→ Set task
Every line that contains the word "true" should be copied.

→ Data for the task
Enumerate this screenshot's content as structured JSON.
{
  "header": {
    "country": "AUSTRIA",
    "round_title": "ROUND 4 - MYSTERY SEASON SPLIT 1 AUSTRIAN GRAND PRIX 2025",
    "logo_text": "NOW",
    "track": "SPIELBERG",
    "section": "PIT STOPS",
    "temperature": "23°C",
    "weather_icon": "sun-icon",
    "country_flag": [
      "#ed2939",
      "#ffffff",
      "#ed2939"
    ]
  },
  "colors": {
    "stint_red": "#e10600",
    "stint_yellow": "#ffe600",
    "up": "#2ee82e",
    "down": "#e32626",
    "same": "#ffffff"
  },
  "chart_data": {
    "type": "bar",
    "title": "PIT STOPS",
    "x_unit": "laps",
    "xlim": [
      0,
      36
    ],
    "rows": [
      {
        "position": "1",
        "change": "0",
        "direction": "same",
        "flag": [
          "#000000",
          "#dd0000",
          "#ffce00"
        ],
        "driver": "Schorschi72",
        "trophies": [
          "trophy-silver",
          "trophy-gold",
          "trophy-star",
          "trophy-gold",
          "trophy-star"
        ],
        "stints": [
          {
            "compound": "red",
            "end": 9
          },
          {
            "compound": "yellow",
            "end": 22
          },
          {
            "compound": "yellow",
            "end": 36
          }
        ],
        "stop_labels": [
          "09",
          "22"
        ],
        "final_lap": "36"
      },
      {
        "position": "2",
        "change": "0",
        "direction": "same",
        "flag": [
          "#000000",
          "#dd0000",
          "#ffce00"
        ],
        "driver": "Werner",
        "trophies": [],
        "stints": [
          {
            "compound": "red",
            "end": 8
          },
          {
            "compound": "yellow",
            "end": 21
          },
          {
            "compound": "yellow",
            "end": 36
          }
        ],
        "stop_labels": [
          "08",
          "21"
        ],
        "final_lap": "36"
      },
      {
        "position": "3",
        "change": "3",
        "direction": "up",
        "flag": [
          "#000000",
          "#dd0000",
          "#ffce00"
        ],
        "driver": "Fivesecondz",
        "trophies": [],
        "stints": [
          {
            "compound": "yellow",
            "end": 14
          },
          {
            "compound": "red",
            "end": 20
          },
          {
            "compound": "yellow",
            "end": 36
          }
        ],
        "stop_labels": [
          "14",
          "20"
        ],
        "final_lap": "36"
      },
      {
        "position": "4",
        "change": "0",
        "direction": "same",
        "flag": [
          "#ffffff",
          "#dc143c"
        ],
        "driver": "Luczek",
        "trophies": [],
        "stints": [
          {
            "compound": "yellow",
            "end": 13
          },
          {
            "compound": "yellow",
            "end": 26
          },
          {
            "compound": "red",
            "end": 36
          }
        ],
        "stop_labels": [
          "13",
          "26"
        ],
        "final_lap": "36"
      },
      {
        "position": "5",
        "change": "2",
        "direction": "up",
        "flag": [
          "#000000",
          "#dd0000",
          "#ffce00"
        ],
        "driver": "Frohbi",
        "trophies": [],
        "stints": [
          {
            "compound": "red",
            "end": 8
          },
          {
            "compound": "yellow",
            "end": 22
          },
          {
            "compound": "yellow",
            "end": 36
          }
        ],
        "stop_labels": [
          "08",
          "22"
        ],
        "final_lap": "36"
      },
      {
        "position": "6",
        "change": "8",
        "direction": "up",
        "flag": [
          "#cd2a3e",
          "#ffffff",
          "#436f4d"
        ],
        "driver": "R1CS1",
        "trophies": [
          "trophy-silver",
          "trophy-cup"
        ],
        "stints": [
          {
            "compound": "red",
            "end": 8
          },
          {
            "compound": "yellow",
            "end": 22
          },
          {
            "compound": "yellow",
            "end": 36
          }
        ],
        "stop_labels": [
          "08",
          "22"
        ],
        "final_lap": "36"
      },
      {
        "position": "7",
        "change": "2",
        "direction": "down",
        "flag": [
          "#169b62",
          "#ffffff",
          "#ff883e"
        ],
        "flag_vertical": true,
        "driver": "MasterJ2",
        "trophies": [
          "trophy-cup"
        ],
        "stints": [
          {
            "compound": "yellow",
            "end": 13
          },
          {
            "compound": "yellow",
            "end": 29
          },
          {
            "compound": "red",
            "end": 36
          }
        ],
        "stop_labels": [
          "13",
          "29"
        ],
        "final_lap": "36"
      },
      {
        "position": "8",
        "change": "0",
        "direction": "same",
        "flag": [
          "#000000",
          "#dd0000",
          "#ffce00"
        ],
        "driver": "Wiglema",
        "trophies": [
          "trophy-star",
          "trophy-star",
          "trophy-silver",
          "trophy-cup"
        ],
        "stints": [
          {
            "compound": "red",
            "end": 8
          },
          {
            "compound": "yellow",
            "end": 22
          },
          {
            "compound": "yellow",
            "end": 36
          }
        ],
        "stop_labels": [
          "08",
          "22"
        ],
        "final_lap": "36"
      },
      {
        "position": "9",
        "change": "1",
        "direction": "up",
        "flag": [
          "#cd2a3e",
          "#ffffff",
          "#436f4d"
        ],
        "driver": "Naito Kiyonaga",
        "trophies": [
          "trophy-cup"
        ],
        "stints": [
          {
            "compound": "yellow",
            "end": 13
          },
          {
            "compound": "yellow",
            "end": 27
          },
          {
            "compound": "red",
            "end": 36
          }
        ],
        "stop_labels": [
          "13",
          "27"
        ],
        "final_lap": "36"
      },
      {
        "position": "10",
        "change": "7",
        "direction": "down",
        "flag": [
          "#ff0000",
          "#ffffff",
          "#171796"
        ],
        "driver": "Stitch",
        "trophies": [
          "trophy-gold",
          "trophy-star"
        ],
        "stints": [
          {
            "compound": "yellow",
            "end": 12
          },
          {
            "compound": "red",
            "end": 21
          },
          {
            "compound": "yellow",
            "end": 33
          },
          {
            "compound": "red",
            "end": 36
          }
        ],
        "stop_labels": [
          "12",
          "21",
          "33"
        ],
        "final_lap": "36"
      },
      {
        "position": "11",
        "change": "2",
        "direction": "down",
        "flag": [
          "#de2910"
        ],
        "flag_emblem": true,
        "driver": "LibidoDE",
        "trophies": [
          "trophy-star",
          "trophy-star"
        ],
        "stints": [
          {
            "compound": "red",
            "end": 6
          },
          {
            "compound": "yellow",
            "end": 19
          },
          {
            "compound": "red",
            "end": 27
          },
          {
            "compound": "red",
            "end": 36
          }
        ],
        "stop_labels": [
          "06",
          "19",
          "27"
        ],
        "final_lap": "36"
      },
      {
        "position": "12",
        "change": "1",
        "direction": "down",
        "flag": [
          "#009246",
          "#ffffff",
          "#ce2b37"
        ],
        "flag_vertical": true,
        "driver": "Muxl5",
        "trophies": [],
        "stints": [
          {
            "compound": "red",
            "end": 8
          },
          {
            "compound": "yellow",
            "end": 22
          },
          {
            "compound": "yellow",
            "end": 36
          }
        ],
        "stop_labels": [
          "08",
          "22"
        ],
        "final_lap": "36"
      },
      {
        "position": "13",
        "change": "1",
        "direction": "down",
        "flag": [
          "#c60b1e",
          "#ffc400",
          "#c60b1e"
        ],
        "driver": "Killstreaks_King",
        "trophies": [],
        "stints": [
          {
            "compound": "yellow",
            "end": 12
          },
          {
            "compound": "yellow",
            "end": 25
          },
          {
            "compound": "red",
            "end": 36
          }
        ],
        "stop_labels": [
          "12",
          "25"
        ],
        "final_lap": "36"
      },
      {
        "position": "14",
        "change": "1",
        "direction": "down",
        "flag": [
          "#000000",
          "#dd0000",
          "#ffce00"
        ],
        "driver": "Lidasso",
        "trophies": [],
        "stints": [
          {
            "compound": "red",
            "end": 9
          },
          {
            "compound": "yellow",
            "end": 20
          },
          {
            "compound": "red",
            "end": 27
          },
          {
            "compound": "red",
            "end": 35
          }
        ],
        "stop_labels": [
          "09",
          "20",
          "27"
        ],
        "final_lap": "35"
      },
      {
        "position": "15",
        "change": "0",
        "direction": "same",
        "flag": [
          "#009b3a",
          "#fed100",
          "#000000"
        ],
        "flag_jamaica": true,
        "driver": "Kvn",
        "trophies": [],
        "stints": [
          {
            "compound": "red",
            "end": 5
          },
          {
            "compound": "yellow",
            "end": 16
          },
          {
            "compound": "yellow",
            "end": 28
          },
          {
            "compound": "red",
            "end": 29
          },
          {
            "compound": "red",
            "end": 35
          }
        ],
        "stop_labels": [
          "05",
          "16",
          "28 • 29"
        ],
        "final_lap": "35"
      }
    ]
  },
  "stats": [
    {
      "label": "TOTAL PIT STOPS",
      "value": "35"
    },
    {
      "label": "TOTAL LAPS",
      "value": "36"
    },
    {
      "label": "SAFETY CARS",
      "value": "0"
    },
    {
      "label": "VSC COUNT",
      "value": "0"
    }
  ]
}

→ Answer
        "flag_vertical": true,
        "flag_emblem": true,
        "flag_vertical": true,
        "flag_jamaica": true,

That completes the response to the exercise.